(Collected data)
####

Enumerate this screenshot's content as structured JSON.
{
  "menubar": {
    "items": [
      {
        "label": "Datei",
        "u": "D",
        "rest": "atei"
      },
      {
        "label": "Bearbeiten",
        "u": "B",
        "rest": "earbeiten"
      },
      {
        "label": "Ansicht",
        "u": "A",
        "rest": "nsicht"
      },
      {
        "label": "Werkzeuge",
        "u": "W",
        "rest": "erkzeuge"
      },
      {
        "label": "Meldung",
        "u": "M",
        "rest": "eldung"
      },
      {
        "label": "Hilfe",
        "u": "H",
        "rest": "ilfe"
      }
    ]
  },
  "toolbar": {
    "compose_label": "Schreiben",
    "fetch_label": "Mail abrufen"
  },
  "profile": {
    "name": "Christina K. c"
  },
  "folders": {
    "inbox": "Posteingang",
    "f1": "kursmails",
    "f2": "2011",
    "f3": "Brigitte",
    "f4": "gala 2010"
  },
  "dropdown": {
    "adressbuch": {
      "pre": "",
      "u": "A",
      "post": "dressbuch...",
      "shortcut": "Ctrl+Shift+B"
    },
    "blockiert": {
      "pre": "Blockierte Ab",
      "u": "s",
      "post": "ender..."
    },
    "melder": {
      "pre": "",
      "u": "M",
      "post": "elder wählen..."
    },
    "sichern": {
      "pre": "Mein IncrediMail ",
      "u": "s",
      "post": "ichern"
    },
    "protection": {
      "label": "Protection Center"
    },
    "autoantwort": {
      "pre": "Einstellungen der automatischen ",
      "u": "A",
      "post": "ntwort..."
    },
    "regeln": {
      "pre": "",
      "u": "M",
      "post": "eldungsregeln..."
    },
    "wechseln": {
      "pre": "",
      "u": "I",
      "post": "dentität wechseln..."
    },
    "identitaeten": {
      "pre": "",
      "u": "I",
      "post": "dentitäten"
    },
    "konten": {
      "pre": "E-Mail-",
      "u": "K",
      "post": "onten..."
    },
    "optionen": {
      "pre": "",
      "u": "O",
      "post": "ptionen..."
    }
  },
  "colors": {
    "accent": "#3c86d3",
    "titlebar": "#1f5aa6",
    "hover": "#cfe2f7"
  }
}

####

= TASK DESCRIPTION =
Every entry must be quoted exactly as it appears above.

= RESPONSE TO THIS TASK =
Enumerate this screenshot's content as structured JSON.
{
  "menubar": {
    "items": [
      {
        "label": "Datei",
        "u": "D",
        "rest": "atei"
      },
      {
        "label": "Bearbeiten",
        "u": "B",
        "rest": "earbeiten"
      },
      {
        "label": "Ansicht",
        "u": "A",
        "rest": "nsicht"
      },
      {
        "label": "Werkzeuge",
        "u": "W",
        "rest": "erkzeuge"
      },
      {
        "label": "Meldung",
        "u": "M",
        "rest": "eldung"
      },
      {
        "label": "Hilfe",
        "u": "H",
        "rest": "ilfe"
      }
    ]
  },
  "toolbar": {
    "compose_label": "Schreiben",
    "fetch_label": "Mail abrufen"
  },
  "profile": {
    "name": "Christina K. c"
  },
  "folders": {
    "inbox": "Posteingang",
    "f1": "kursmails",
    "f2": "2011",
    "f3": "Brigitte",
    "f4": "gala 2010"
  },
  "dropdown": {
    "adressbuch": {
      "pre": "",
      "u": "A",
      "post": "dressbuch...",
      "shortcut": "Ctrl+Shift+B"
    },
    "blockiert": {
      "pre": "Blockierte Ab",
      "u": "s",
      "post": "ender..."
    },
    "melder": {
      "pre": "",
      "u": "M",
      "post": "elder wählen..."
    },
    "sichern": {
      "pre": "Mein IncrediMail ",
      "u": "s",
      "post": "ichern"
    },
    "protection": {
      "label": "Protection Center"
    },
    "autoantwort": {
      "pre": "Einstellungen der automatischen ",
      "u": "A",
      "post": "ntwort..."
    },
    "regeln": {
      "pre": "",
      "u": "M",
      "post": "eldungsregeln..."
    },
    "wechseln": {
      "pre": "",
      "u": "I",
      "post": "dentität wechseln..."
    },
    "identitaeten": {
      "pre": "",
      "u": "I",
      "post": "dentitäten"
    },
    "konten": {
      "pre": "E-Mail-",
      "u": "K",
      "post": "onten..."
    },
    "optionen": {
      "pre": "",
      "u": "O",
      "post": "ptionen..."
    }
  },
  "colors": {
    "accent": "#3c86d3",
    "titlebar": "#1f5aa6",
    "hover": "#cfe2f7"
  }
}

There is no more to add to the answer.